:: EXERCISE DETAILS ::
The data must be written out once more, precisely as given.

:: THE INPUT ::
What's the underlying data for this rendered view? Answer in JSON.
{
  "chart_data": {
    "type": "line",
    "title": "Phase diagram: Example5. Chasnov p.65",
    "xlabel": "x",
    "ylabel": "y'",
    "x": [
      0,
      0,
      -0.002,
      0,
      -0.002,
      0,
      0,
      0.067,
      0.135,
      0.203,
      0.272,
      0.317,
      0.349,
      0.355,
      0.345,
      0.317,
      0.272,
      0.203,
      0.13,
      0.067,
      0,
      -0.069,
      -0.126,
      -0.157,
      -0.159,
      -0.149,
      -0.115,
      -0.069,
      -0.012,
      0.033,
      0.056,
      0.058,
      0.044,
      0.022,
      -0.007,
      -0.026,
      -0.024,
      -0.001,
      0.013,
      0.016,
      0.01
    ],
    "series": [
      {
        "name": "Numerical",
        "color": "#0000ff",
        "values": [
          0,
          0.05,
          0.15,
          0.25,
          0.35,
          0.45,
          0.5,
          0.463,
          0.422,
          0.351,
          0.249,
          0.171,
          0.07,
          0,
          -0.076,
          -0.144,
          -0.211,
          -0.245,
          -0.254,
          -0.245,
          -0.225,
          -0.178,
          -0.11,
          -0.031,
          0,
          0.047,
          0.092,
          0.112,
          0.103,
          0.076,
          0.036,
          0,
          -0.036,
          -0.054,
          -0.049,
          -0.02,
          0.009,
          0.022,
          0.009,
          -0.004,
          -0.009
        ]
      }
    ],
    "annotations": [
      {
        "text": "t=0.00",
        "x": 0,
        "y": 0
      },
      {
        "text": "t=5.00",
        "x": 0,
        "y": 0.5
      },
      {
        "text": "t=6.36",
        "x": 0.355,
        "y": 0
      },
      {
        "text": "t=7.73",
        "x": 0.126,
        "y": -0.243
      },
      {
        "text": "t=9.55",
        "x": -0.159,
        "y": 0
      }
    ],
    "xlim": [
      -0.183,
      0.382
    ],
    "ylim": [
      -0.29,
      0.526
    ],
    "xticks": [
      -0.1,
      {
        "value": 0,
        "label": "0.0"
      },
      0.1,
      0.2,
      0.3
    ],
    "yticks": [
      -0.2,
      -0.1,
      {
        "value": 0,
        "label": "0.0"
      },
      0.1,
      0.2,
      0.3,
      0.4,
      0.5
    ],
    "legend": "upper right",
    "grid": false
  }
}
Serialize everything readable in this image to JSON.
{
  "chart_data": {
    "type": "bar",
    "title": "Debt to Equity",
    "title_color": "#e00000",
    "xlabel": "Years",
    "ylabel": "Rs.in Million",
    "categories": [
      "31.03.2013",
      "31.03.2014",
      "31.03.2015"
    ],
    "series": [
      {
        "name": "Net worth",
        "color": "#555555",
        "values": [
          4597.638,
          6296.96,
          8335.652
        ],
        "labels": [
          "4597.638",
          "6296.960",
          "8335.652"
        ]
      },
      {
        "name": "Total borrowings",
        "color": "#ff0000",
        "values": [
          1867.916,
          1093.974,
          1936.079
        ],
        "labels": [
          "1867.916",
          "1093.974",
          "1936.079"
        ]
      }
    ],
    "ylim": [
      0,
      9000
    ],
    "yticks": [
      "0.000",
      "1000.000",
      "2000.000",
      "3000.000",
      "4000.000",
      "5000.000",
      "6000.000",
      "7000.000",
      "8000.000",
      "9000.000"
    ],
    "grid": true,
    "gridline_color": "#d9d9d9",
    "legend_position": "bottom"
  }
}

:: ANSWER FOR THE TASK ::
What's the underlying data for this rendered view? Answer in JSON.
{
  "chart_data": {
    "type": "line",
    "title": "Phase diagram: Example5. Chasnov p.65",
    "xlabel": "x",
    "ylabel": "y'",
    "x": [
      0,
      0,
      -0.002,
      0,
      -0.002,
      0,
      0,
      0.067,
      0.135,
      0.203,
      0.272,
      0.317,
      0.349,
      0.355,
      0.345,
      0.317,
      0.272,
      0.203,
      0.13,
      0.067,
      0,
      -0.069,
      -0.126,
      -0.157,
      -0.159,
      -0.149,
      -0.115,
      -0.069,
      -0.012,
      0.033,
      0.056,
      0.058,
      0.044,
      0.022,
      -0.007,
      -0.026,
      -0.024,
      -0.001,
      0.013,
      0.016,
      0.01
    ],
    "series": [
      {
        "name": "Numerical",
        "color": "#0000ff",
        "values": [
          0,
          0.05,
          0.15,
          0.25,
          0.35,
          0.45,
          0.5,
          0.463,
          0.422,
          0.351,
          0.249,
          0.171,
          0.07,
          0,
          -0.076,
          -0.144,
          -0.211,
          -0.245,
          -0.254,
          -0.245,
          -0.225,
          -0.178,
          -0.11,
          -0.031,
          0,
          0.047,
          0.092,
          0.112,
          0.103,
          0.076,
          0.036,
          0,
          -0.036,
          -0.054,
          -0.049,
          -0.02,
          0.009,
          0.022,
          0.009,
          -0.004,
          -0.009
        ]
      }
    ],
    "annotations": [
      {
        "text": "t=0.00",
        "x": 0,
        "y": 0
      },
      {
        "text": "t=5.00",
        "x": 0,
        "y": 0.5
      },
      {
        "text": "t=6.36",
        "x": 0.355,
        "y": 0
      },
      {
        "text": "t=7.73",
        "x": 0.126,
        "y": -0.243
      },
      {
        "text": "t=9.55",
        "x": -0.159,
        "y": 0
      }
    ],
    "xlim": [
      -0.183,
      0.382
    ],
    "ylim": [
      -0.29,
      0.526
    ],
    "xticks": [
      -0.1,
      {
        "value": 0,
        "label": "0.0"
      },
      0.1,
      0.2,
      0.3
    ],
    "yticks": [
      -0.2,
      -0.1,
      {
        "value": 0,
        "label": "0.0"
      },
      0.1,
      0.2,
      0.3,
      0.4,
      0.5
    ],
    "legend": "upper right",
    "grid": false
  }
}
Serialize everything readable in this image to JSON.
{
  "chart_data": {
    "type": "bar",
    "title": "Debt to Equity",
    "title_color": "#e00000",
    "xlabel": "Years",
    "ylabel": "Rs.in Million",
    "categories": [
      "31.03.2013",
      "31.03.2014",
      "31.03.2015"
    ],
    "series": [
      {
        "name": "Net worth",
        "color": "#555555",
        "values": [
          4597.638,
          6296.96,
          8335.652
        ],
        "labels": [
          "4597.638",
          "6296.960",
          "8335.652"
        ]
      },
      {
        "name": "Total borrowings",
        "color": "#ff0000",
        "values": [
          1867.916,
          1093.974,
          1936.079
        ],
        "labels": [
          "1867.916",
          "1093.974",
          "1936.079"
        ]
      }
    ],
    "ylim": [
      0,
      9000
    ],
    "yticks": [
      "0.000",
      "1000.000",
      "2000.000",
      "3000.000",
      "4000.000",
      "5000.000",
      "6000.000",
      "7000.000",
      "8000.000",
      "9000.000"
    ],
    "grid": true,
    "gridline_color": "#d9d9d9",
    "legend_position": "bottom"
  }
}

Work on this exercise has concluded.